TASK INSTRUCTIONS: Write out all entries word for word.

■ ■ ■ ■ ■

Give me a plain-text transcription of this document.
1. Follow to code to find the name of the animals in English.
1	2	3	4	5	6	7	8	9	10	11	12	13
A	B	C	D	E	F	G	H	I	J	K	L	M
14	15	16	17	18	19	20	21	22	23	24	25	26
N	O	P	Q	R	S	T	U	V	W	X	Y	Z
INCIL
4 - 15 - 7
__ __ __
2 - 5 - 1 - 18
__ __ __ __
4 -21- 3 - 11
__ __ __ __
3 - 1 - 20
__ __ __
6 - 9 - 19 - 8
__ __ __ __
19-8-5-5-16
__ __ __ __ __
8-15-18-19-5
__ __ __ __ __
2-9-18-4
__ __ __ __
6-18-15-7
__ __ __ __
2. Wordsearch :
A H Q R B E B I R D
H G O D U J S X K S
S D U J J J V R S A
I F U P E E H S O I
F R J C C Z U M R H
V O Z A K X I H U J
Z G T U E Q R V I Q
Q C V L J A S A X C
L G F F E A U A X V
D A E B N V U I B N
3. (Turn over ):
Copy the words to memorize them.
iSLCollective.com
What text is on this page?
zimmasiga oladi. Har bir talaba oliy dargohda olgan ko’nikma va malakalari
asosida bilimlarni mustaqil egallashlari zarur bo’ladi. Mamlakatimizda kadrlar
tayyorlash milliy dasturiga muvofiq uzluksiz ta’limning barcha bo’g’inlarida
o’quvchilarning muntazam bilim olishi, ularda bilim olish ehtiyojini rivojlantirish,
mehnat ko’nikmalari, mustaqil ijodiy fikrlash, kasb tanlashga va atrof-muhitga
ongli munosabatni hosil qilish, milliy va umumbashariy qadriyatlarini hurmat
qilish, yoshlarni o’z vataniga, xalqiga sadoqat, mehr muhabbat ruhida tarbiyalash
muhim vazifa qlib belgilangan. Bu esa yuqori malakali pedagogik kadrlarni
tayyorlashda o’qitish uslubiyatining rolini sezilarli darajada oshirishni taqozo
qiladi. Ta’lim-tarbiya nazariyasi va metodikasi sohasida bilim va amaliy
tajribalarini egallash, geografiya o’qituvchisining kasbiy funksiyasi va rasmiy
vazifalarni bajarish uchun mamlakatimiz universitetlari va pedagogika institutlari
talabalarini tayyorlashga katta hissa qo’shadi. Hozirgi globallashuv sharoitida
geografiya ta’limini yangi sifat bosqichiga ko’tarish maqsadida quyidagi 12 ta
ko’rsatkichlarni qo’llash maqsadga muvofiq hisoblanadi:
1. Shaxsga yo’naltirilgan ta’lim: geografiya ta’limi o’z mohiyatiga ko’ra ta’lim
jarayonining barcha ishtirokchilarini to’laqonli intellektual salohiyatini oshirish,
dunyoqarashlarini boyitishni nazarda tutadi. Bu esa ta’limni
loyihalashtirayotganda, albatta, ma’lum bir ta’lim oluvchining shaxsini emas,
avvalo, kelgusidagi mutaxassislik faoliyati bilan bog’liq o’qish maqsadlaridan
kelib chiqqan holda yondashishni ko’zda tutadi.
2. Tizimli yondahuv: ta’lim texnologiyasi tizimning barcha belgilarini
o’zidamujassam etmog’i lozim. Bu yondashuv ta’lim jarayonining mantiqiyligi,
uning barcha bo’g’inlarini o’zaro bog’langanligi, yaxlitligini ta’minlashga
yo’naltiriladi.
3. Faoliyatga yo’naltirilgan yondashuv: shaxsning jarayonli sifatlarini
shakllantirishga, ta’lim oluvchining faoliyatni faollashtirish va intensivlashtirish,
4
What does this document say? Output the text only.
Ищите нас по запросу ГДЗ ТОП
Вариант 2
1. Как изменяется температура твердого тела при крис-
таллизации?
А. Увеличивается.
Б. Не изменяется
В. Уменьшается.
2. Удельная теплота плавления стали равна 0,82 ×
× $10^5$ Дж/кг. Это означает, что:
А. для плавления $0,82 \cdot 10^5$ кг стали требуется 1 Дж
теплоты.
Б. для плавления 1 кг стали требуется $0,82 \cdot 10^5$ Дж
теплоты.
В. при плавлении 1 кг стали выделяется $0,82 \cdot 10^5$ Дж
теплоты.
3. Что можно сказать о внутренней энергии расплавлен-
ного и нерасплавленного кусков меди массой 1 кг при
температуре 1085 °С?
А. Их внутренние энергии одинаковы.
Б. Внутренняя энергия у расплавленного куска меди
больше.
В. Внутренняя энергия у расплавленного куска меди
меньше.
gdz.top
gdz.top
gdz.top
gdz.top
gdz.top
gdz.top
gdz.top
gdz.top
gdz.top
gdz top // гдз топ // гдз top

■ ■ ■ ■ ■

RESPONSE TO THIS TASK:
Give me a plain-text transcription of this document.
1. Follow to code to find the name of the animals in English.
1	2	3	4	5	6	7	8	9	10	11	12	13
A	B	C	D	E	F	G	H	I	J	K	L	M
14	15	16	17	18	19	20	21	22	23	24	25	26
N	O	P	Q	R	S	T	U	V	W	X	Y	Z
INCIL
4 - 15 - 7
__ __ __
2 - 5 - 1 - 18
__ __ __ __
4 -21- 3 - 11
__ __ __ __
3 - 1 - 20
__ __ __
6 - 9 - 19 - 8
__ __ __ __
19-8-5-5-16
__ __ __ __ __
8-15-18-19-5
__ __ __ __ __
2-9-18-4
__ __ __ __
6-18-15-7
__ __ __ __
2. Wordsearch :
A H Q R B E B I R D
H G O D U J S X K S
S D U J J J V R S A
I F U P E E H S O I
F R J C C Z U M R H
V O Z A K X I H U J
Z G T U E Q R V I Q
Q C V L J A S A X C
L G F F E A U A X V
D A E B N V U I B N
3. (Turn over ):
Copy the words to memorize them.
iSLCollective.com
What text is on this page?
zimmasiga oladi. Har bir talaba oliy dargohda olgan ko’nikma va malakalari
asosida bilimlarni mustaqil egallashlari zarur bo’ladi. Mamlakatimizda kadrlar
tayyorlash milliy dasturiga muvofiq uzluksiz ta’limning barcha bo’g’inlarida
o’quvchilarning muntazam bilim olishi, ularda bilim olish ehtiyojini rivojlantirish,
mehnat ko’nikmalari, mustaqil ijodiy fikrlash, kasb tanlashga va atrof-muhitga
ongli munosabatni hosil qilish, milliy va umumbashariy qadriyatlarini hurmat
qilish, yoshlarni o’z vataniga, xalqiga sadoqat, mehr muhabbat ruhida tarbiyalash
muhim vazifa qlib belgilangan. Bu esa yuqori malakali pedagogik kadrlarni
tayyorlashda o’qitish uslubiyatining rolini sezilarli darajada oshirishni taqozo
qiladi. Ta’lim-tarbiya nazariyasi va metodikasi sohasida bilim va amaliy
tajribalarini egallash, geografiya o’qituvchisining kasbiy funksiyasi va rasmiy
vazifalarni bajarish uchun mamlakatimiz universitetlari va pedagogika institutlari
talabalarini tayyorlashga katta hissa qo’shadi. Hozirgi globallashuv sharoitida
geografiya ta’limini yangi sifat bosqichiga ko’tarish maqsadida quyidagi 12 ta
ko’rsatkichlarni qo’llash maqsadga muvofiq hisoblanadi:
1. Shaxsga yo’naltirilgan ta’lim: geografiya ta’limi o’z mohiyatiga ko’ra ta’lim
jarayonining barcha ishtirokchilarini to’laqonli intellektual salohiyatini oshirish,
dunyoqarashlarini boyitishni nazarda tutadi. Bu esa ta’limni
loyihalashtirayotganda, albatta, ma’lum bir ta’lim oluvchining shaxsini emas,
avvalo, kelgusidagi mutaxassislik faoliyati bilan bog’liq o’qish maqsadlaridan
kelib chiqqan holda yondashishni ko’zda tutadi.
2. Tizimli yondahuv: ta’lim texnologiyasi tizimning barcha belgilarini
o’zidamujassam etmog’i lozim. Bu yondashuv ta’lim jarayonining mantiqiyligi,
uning barcha bo’g’inlarini o’zaro bog’langanligi, yaxlitligini ta’minlashga
yo’naltiriladi.
3. Faoliyatga yo’naltirilgan yondashuv: shaxsning jarayonli sifatlarini
shakllantirishga, ta’lim oluvchining faoliyatni faollashtirish va intensivlashtirish,
4
What does this document say? Output the text only.
Ищите нас по запросу ГДЗ ТОП
Вариант 2
1. Как изменяется температура твердого тела при крис-
таллизации?
А. Увеличивается.
Б. Не изменяется
В. Уменьшается.
2. Удельная теплота плавления стали равна 0,82 ×
× $10^5$ Дж/кг. Это означает, что:
А. для плавления $0,82 \cdot 10^5$ кг стали требуется 1 Дж
теплоты.
Б. для плавления 1 кг стали требуется $0,82 \cdot 10^5$ Дж
теплоты.
В. при плавлении 1 кг стали выделяется $0,82 \cdot 10^5$ Дж
теплоты.
3. Что можно сказать о внутренней энергии расплавлен-
ного и нерасплавленного кусков меди массой 1 кг при
температуре 1085 °С?
А. Их внутренние энергии одинаковы.
Б. Внутренняя энергия у расплавленного куска меди
больше.
В. Внутренняя энергия у расплавленного куска меди
меньше.
gdz.top
gdz.top
gdz.top
gdz.top
gdz.top
gdz.top
gdz.top
gdz.top
gdz.top
gdz top // гдз топ // гдз top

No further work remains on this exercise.